Take from the listing each line that has the string "values".

Recorded data
──────────────────────────────

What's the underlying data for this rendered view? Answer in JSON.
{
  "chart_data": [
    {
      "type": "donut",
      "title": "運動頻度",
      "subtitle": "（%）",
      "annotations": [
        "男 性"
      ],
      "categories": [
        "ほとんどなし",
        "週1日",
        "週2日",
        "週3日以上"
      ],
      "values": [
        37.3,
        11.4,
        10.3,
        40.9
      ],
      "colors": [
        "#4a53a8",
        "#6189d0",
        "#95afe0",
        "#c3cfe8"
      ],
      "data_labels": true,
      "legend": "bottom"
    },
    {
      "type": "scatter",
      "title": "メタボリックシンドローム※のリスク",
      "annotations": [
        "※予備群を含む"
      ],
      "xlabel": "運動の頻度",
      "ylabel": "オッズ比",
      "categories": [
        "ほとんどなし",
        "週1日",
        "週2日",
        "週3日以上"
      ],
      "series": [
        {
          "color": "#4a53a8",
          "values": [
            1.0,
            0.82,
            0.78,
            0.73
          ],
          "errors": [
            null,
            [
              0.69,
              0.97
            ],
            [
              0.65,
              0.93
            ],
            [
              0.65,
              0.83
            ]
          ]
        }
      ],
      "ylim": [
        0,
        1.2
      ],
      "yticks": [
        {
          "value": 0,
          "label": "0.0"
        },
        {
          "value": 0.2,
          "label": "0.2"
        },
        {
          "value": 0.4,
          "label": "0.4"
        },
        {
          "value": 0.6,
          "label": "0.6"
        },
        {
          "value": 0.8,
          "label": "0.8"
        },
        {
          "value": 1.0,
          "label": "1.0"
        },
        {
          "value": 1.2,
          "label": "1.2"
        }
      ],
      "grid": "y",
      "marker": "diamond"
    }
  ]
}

──────────────────────────────

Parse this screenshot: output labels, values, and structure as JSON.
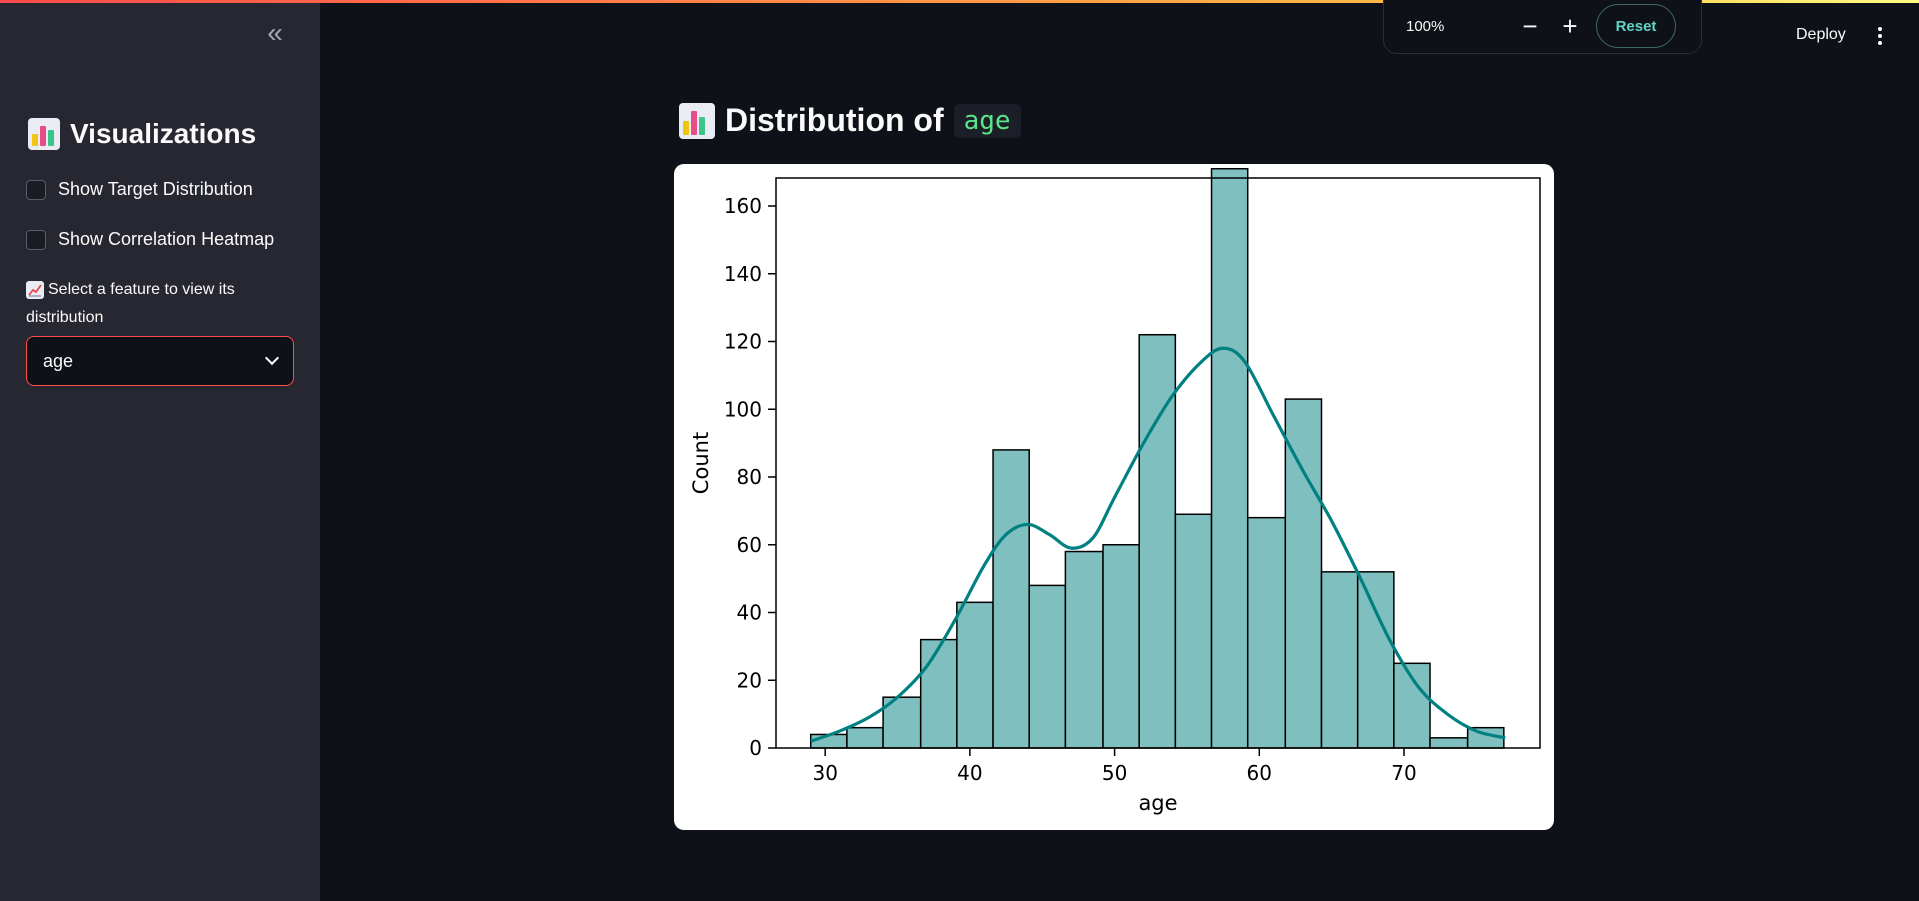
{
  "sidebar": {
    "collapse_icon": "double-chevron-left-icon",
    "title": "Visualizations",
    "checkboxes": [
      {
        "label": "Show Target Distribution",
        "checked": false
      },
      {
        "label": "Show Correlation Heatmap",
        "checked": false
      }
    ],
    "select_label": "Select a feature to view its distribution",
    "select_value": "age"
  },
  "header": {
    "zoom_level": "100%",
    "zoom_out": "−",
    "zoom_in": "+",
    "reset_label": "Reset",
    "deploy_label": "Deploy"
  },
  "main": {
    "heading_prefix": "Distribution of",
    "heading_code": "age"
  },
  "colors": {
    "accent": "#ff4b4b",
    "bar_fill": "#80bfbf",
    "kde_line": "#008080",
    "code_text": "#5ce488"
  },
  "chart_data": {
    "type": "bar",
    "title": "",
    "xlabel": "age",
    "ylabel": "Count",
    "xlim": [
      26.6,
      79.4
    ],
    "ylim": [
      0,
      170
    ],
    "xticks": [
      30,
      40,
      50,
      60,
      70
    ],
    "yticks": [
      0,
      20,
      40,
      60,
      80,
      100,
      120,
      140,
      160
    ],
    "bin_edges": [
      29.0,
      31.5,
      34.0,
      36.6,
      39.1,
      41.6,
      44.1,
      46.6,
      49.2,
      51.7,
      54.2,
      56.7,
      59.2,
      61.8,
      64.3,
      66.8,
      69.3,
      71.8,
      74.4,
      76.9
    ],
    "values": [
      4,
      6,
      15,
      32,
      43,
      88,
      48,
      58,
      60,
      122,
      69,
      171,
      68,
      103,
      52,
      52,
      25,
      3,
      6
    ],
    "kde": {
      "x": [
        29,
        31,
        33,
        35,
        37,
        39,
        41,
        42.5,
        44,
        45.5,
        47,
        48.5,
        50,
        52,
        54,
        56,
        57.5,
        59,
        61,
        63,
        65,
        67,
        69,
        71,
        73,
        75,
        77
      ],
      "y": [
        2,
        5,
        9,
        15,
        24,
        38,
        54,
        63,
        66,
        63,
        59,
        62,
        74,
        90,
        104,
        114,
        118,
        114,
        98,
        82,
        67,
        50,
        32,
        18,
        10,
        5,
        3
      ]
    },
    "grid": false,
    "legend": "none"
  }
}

──────────────────────────────

▶ **Full response**
      "values": [
          "values": [
Parse this screenshot: output labels, values, and structure as JSON.
    "values": [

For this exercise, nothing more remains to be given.